Filter the records below and copy every line containing the word "title".

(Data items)
►
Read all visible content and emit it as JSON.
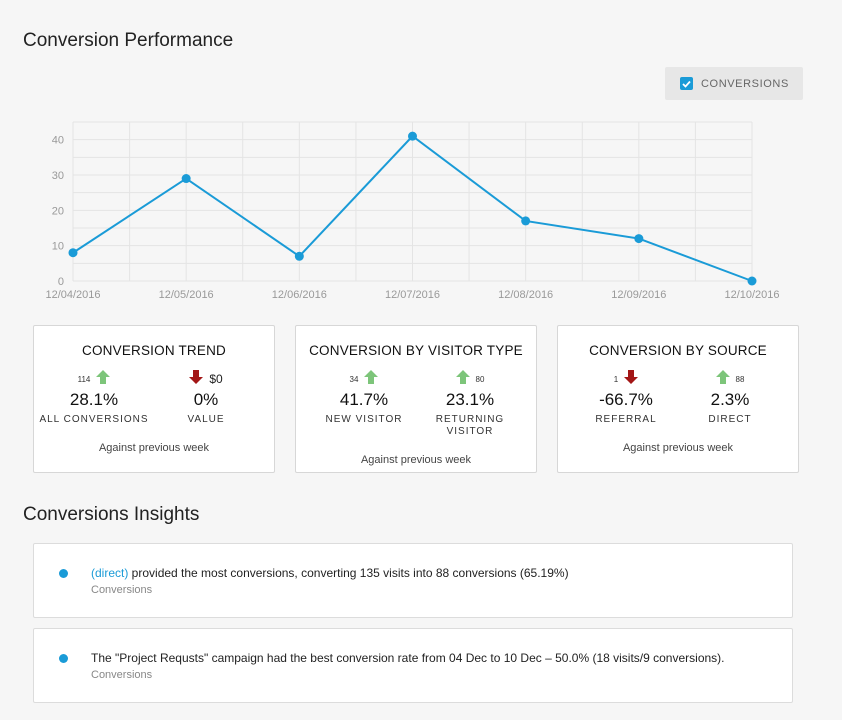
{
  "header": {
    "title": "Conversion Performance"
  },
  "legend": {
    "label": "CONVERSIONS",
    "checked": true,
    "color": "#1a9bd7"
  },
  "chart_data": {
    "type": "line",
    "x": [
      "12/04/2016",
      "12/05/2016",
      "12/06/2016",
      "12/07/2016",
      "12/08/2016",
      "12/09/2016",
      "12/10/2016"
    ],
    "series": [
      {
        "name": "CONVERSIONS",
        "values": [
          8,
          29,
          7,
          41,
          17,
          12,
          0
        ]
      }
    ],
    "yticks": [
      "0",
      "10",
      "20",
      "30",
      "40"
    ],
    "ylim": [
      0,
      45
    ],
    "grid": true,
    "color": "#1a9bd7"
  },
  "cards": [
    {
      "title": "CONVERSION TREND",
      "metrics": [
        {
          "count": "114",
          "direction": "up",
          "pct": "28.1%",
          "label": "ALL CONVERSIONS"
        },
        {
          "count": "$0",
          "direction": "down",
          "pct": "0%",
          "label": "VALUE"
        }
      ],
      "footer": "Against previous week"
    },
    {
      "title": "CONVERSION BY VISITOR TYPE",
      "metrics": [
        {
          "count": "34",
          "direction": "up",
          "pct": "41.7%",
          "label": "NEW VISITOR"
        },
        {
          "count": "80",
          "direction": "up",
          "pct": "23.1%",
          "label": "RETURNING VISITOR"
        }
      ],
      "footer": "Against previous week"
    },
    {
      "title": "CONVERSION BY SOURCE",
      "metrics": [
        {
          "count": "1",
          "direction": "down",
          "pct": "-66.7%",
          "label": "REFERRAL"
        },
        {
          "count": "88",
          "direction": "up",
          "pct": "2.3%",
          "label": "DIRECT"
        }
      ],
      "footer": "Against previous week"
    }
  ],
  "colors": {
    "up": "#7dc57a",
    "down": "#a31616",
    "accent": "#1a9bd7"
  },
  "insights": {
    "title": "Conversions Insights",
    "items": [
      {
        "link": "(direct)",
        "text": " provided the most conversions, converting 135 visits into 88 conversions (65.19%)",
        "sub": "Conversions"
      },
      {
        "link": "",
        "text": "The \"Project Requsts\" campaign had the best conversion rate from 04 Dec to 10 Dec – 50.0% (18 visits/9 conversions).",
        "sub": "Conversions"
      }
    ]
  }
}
◄
►
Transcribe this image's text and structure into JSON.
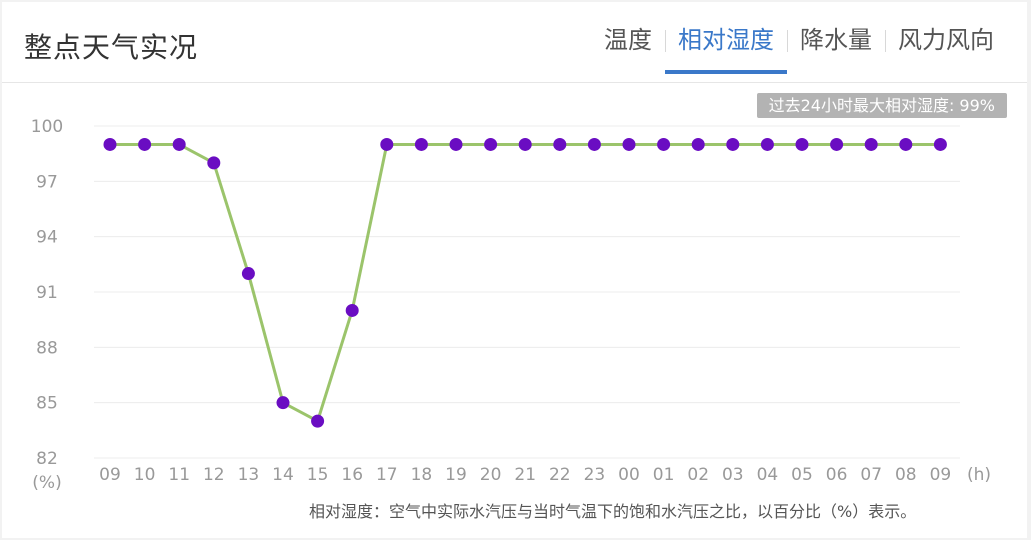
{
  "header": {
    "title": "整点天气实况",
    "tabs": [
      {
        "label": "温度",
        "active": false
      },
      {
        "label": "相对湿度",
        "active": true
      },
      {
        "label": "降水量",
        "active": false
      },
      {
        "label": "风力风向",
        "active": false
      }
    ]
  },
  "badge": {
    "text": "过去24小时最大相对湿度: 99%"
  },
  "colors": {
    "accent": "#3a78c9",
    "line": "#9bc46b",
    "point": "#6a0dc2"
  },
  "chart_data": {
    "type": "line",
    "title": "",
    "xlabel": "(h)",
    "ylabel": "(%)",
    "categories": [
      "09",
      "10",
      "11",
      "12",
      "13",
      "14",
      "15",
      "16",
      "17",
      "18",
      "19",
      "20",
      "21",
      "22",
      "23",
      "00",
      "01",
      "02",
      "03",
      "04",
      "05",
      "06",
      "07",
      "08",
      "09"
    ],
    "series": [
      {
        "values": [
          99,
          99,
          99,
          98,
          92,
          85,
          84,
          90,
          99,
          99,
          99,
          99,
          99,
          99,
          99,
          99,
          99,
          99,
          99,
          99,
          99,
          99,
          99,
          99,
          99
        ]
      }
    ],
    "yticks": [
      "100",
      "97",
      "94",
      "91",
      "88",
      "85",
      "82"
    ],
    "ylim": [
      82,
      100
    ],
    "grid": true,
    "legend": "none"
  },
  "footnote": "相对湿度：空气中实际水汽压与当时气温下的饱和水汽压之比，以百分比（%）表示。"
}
◄
►
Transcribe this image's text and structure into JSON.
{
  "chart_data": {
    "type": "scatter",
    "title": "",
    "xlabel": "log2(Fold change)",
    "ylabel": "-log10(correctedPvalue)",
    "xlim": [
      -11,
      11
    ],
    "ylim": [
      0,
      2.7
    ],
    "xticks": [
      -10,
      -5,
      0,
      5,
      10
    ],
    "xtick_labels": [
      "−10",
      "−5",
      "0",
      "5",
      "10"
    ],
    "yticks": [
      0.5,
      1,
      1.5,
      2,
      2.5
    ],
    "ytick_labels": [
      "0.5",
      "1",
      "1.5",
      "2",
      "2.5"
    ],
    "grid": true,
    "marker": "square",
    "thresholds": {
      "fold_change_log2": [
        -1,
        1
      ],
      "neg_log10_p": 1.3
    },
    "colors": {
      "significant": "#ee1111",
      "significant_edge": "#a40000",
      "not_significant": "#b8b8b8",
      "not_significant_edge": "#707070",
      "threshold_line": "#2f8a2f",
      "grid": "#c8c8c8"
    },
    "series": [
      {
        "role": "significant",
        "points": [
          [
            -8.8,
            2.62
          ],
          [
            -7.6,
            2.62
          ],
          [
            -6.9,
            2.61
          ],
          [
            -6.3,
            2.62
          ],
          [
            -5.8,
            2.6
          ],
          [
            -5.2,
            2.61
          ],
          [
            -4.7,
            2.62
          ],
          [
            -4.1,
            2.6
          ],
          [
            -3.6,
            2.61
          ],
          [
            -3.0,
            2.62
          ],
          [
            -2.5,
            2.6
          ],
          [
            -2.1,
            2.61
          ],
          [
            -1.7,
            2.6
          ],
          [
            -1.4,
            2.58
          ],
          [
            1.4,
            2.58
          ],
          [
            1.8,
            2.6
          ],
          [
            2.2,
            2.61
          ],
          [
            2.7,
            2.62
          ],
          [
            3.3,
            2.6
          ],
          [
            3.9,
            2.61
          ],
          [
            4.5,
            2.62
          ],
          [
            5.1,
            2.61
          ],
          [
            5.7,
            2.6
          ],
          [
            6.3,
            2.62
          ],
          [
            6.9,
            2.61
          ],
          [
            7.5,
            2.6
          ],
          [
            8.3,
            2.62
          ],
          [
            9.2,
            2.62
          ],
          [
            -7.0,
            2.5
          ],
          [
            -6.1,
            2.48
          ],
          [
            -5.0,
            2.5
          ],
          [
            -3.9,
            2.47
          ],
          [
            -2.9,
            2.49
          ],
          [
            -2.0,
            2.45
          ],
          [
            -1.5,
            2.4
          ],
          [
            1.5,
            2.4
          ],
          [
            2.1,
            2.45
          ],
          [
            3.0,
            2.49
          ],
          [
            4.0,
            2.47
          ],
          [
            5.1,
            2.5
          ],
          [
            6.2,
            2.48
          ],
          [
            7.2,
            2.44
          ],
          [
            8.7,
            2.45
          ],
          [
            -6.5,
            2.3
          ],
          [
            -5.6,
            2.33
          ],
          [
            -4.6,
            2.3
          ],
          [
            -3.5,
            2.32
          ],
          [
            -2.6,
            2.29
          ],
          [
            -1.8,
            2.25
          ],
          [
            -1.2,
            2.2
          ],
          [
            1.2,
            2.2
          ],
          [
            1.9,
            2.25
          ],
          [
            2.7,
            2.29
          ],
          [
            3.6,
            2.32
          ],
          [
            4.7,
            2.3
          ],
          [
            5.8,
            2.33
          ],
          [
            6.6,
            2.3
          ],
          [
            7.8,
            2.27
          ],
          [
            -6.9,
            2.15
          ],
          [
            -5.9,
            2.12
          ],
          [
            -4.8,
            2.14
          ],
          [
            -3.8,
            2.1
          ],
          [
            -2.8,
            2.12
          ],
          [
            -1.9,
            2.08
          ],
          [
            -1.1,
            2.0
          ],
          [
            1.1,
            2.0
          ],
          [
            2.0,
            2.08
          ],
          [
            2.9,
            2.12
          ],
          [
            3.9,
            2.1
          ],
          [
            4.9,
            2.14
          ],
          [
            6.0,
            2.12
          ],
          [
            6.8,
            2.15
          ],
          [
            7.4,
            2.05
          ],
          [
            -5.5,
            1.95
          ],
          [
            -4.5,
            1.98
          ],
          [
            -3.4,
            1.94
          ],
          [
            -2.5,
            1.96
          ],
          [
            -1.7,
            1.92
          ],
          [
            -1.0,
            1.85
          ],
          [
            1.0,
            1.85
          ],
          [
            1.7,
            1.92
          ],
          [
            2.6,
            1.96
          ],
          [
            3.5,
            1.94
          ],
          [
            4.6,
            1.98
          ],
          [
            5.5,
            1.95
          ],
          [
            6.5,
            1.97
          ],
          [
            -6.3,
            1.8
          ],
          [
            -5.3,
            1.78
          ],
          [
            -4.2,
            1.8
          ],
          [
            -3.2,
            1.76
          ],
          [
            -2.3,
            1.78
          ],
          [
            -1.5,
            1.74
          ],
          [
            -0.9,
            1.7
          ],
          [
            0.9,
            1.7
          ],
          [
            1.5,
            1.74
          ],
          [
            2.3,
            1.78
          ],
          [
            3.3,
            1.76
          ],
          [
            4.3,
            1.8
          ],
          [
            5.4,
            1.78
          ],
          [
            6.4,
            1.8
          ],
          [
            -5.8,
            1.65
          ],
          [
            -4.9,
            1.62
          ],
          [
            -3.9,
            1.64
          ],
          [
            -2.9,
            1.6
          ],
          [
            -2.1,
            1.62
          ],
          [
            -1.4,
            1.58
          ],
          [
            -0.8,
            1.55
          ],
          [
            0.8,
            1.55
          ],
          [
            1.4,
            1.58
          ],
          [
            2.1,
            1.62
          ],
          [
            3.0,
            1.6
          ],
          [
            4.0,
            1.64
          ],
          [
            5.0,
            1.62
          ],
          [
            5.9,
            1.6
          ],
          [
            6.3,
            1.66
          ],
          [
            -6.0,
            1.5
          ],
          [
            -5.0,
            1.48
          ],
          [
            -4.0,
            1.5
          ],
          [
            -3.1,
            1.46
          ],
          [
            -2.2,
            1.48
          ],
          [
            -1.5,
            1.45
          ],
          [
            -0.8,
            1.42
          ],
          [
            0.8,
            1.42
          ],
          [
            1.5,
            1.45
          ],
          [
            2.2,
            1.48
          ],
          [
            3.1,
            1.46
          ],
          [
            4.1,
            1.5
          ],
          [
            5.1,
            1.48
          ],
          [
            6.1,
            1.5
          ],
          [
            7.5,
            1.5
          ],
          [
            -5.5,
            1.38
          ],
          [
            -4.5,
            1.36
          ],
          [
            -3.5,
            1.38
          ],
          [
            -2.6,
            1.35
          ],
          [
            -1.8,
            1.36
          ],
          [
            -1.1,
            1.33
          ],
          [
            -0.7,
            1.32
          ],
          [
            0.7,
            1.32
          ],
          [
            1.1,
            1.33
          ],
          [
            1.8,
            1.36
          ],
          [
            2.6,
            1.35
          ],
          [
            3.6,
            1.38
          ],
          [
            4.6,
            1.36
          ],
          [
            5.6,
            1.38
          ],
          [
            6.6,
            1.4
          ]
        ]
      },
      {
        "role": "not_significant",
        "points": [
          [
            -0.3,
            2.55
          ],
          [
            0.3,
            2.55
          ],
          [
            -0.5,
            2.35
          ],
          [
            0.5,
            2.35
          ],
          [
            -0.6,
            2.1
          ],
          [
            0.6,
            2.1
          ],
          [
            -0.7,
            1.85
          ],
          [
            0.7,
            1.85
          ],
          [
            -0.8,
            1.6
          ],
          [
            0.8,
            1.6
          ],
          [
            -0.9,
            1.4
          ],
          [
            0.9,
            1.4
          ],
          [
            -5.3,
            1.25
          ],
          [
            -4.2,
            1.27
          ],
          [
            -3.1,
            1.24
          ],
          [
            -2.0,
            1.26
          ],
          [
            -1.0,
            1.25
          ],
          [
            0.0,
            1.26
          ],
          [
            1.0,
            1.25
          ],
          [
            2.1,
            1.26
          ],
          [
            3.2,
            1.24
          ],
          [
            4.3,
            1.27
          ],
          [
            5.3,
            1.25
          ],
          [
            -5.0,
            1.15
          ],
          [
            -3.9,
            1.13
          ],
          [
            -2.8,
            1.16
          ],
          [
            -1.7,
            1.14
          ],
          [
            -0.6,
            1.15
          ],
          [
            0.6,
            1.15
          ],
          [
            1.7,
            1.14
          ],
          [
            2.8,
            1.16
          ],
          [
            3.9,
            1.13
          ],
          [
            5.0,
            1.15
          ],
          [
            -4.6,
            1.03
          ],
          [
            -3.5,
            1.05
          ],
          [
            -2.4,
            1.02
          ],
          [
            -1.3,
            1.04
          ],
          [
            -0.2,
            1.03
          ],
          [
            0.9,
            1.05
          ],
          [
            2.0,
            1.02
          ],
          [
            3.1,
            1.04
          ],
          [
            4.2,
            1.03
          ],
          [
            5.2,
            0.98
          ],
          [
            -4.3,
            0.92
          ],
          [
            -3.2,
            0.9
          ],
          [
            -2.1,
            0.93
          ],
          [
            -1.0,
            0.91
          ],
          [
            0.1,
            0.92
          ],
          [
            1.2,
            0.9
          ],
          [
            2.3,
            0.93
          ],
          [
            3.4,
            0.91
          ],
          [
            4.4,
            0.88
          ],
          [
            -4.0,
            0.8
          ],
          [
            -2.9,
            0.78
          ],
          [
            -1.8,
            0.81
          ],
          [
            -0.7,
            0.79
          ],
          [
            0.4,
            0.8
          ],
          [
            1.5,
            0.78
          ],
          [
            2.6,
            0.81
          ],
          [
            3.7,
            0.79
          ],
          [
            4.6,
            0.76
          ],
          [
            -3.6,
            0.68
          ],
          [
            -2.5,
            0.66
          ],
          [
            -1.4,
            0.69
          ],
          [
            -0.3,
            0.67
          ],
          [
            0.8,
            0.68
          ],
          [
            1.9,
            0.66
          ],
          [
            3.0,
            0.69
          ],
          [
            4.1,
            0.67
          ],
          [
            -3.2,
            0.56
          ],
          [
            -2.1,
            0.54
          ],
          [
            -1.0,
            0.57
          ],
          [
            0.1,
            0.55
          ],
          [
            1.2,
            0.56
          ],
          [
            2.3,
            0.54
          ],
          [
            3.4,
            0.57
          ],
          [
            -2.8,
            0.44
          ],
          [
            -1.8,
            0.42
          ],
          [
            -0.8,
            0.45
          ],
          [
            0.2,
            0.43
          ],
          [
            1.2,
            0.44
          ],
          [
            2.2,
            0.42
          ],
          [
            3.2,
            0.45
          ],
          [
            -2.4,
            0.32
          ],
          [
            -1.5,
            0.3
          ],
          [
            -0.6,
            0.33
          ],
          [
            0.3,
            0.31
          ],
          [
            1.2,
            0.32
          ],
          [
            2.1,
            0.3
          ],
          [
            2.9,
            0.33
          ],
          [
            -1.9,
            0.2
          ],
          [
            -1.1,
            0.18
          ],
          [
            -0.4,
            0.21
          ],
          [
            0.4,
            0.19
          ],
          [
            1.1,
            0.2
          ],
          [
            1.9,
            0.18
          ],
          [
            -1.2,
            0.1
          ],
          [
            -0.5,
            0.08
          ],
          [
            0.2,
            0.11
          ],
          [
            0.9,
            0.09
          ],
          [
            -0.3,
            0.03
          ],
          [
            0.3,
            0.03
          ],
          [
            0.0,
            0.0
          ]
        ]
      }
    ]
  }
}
◄
### REPLY TO THE TASK:
    "title": "Conversion Performance"
      "title": "CONVERSION TREND",
      "title": "CONVERSION BY VISITOR TYPE",
      "title": "CONVERSION BY SOURCE",
    "title": "Conversions Insights",
    "title": "整点天气实况",
    "title": "",
    "title": "",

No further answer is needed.